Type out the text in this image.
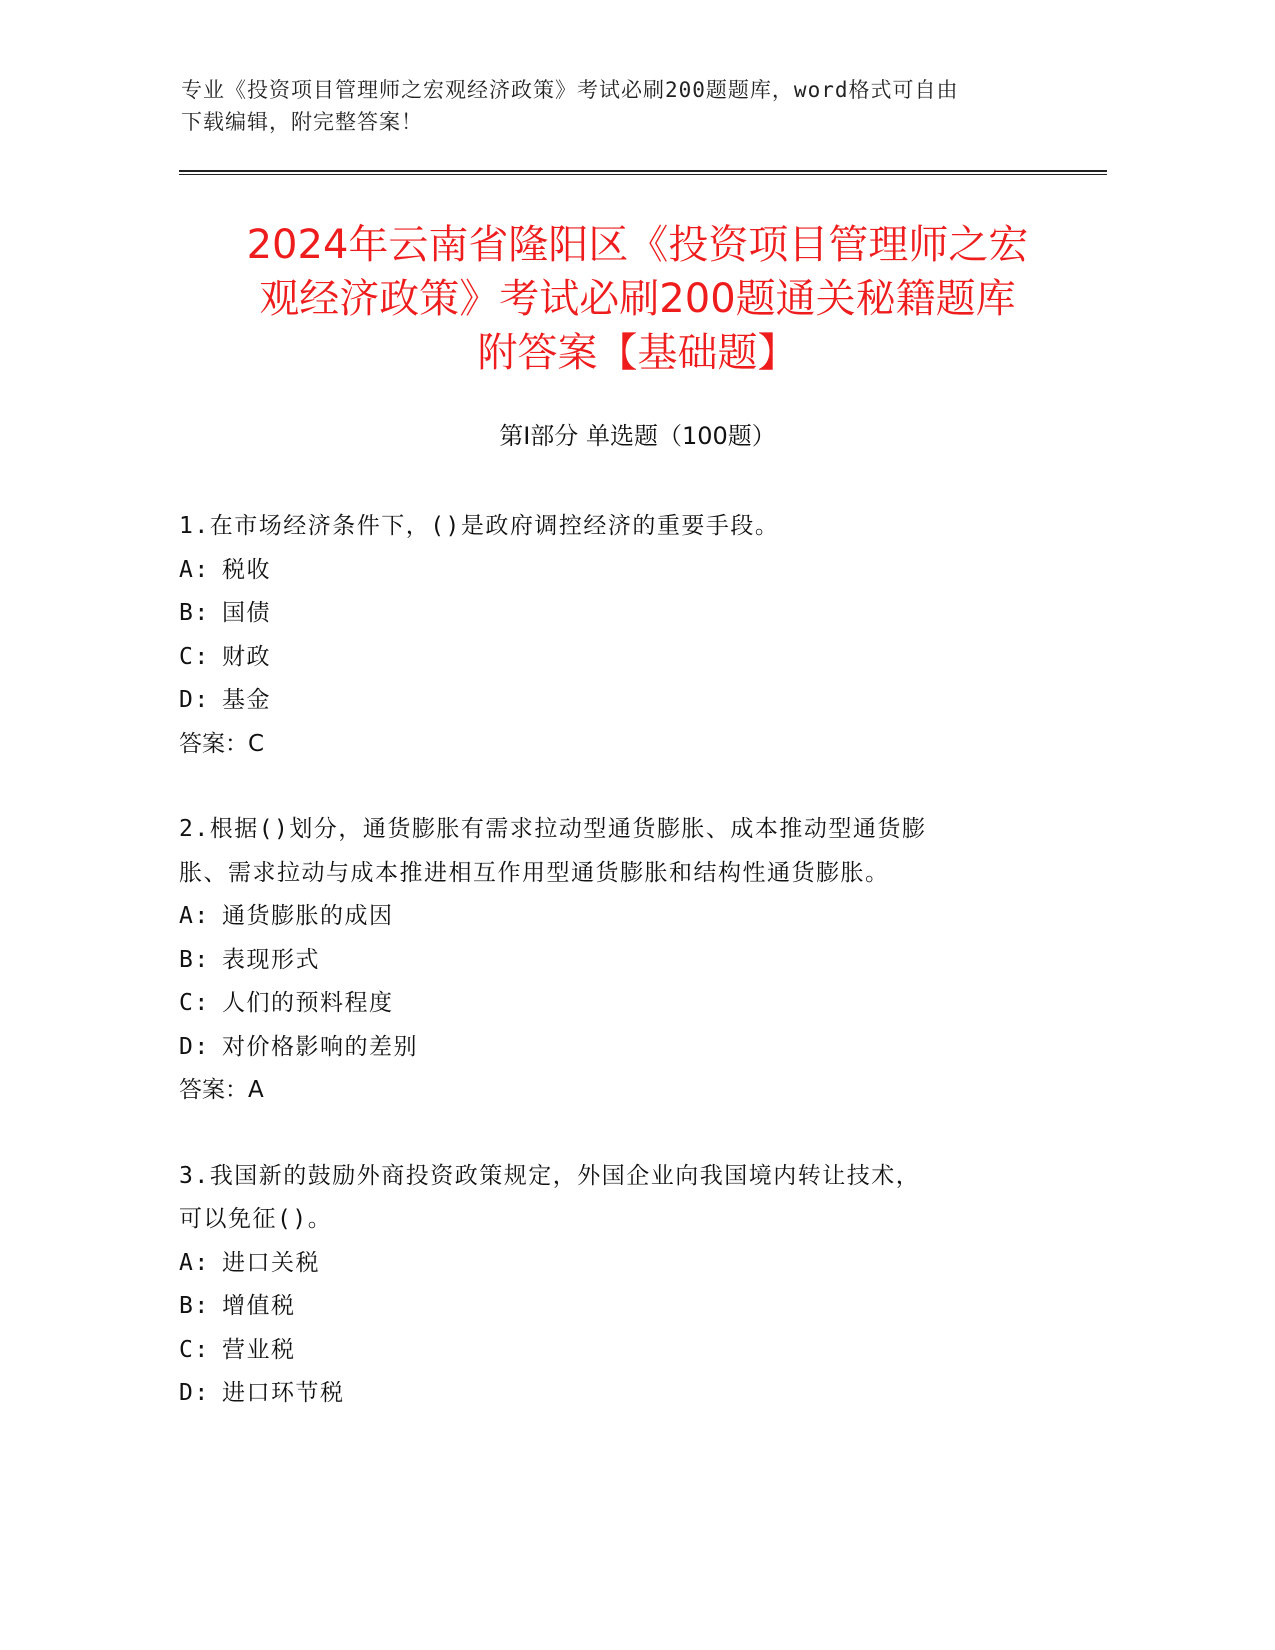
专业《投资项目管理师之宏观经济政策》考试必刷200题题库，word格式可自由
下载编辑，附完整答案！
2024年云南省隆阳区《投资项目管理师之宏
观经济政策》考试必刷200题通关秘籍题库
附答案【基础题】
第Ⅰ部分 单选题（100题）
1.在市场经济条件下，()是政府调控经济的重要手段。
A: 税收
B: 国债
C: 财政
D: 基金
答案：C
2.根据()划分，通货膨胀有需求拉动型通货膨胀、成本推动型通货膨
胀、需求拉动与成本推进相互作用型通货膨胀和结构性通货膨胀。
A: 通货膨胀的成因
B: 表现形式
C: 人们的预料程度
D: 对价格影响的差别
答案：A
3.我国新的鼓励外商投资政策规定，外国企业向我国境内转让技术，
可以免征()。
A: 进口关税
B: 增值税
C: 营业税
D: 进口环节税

...

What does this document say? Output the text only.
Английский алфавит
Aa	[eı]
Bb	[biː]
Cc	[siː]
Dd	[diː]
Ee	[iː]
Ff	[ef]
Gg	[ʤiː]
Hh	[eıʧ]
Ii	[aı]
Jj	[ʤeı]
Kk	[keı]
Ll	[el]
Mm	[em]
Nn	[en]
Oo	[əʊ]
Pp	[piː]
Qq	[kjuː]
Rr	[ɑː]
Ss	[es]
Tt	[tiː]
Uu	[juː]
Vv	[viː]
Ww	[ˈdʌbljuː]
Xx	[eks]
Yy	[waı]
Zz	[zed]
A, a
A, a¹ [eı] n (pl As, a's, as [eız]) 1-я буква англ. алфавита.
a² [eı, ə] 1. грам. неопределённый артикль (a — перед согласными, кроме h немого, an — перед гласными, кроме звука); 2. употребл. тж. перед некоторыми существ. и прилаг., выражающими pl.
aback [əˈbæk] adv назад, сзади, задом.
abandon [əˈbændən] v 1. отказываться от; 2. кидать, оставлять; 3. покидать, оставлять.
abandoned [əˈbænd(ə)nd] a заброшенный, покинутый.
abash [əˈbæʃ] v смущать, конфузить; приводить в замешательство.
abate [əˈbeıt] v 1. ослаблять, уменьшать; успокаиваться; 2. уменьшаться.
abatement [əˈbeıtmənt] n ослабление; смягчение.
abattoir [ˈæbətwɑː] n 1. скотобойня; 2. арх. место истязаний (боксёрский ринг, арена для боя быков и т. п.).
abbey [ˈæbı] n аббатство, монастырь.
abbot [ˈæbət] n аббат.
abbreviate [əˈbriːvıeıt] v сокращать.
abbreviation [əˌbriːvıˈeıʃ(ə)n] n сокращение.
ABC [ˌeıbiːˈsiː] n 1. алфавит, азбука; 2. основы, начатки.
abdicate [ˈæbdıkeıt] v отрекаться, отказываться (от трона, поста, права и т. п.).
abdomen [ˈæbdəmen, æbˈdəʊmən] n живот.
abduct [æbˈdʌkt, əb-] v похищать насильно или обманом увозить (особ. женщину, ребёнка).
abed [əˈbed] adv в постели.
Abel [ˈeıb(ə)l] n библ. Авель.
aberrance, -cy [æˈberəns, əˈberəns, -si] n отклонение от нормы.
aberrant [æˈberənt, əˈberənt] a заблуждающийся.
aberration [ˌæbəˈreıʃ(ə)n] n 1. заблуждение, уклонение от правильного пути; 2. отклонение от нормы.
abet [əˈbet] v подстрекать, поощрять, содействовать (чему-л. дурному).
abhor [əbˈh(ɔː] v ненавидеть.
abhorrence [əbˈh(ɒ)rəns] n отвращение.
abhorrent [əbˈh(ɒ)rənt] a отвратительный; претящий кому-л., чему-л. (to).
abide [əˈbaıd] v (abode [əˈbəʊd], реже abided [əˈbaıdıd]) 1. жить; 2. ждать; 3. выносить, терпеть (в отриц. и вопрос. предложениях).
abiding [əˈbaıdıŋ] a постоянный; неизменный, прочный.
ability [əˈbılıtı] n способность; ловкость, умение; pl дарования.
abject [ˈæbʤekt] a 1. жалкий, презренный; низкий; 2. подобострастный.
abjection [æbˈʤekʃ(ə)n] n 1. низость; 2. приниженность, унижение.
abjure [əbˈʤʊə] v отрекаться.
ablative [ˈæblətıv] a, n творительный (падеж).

--

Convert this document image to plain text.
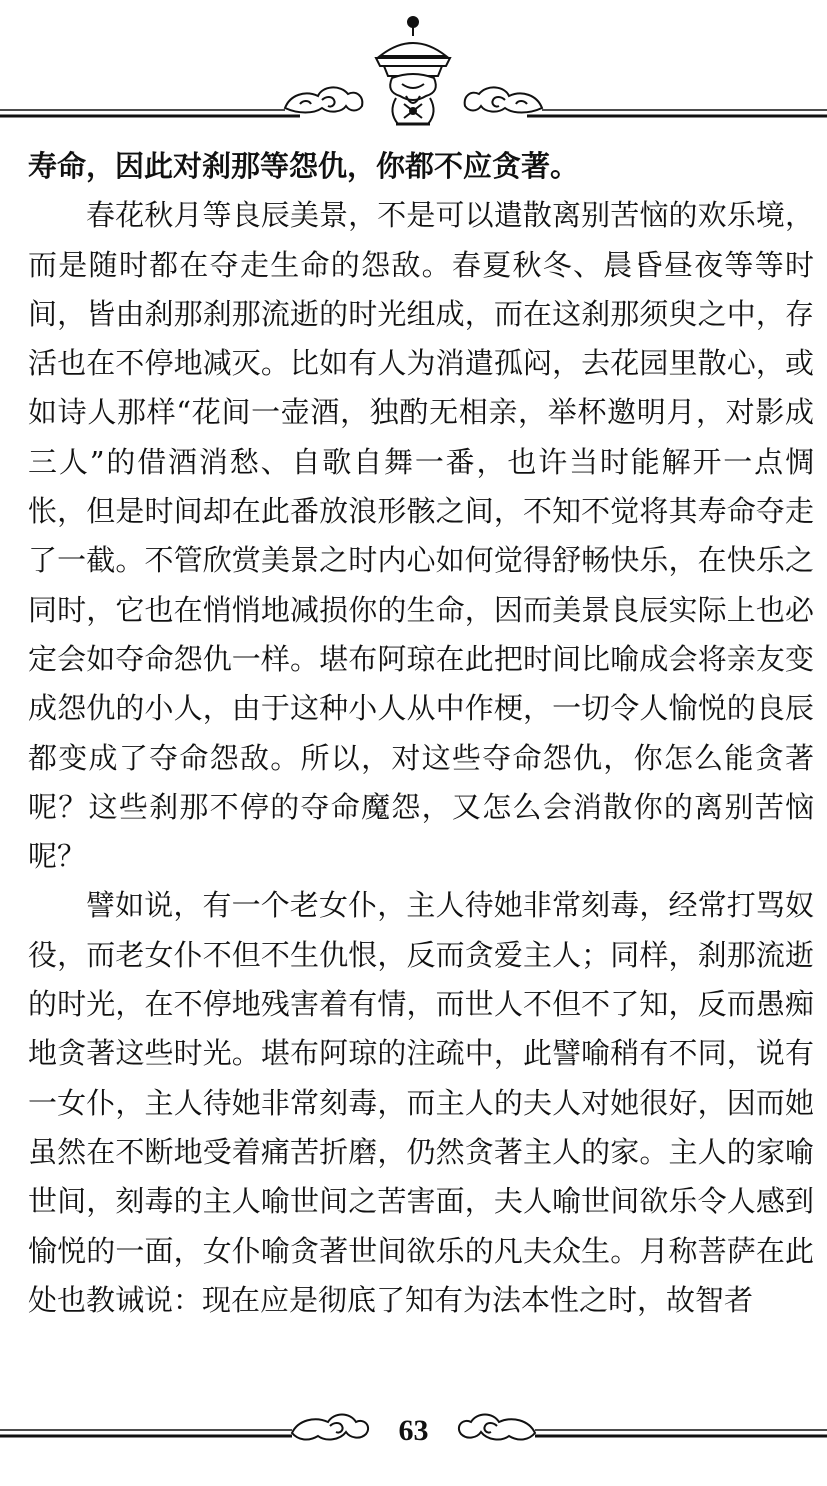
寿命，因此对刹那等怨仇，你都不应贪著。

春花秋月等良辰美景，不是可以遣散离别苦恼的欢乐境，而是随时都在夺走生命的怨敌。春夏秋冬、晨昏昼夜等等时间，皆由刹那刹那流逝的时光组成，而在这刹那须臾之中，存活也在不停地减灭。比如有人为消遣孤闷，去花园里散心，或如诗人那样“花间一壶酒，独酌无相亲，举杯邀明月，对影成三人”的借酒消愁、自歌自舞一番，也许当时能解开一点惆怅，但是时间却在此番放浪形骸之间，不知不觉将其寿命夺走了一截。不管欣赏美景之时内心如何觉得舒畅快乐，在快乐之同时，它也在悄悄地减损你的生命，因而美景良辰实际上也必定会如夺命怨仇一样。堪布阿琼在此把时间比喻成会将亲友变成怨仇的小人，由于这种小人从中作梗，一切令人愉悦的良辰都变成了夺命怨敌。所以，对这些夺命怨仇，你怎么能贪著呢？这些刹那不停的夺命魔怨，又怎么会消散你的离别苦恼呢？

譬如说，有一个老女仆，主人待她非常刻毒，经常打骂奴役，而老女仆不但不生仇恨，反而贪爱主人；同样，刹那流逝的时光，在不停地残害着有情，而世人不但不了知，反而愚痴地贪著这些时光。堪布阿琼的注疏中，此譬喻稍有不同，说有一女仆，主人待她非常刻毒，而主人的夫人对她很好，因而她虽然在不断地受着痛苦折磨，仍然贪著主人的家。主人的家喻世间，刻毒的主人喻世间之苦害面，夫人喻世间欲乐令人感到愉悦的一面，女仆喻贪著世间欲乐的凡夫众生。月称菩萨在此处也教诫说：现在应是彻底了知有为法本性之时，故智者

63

» Directive
In the entries above, count each line that holds "отказываться". Give the total and nothing else.

» Answer to this problem
2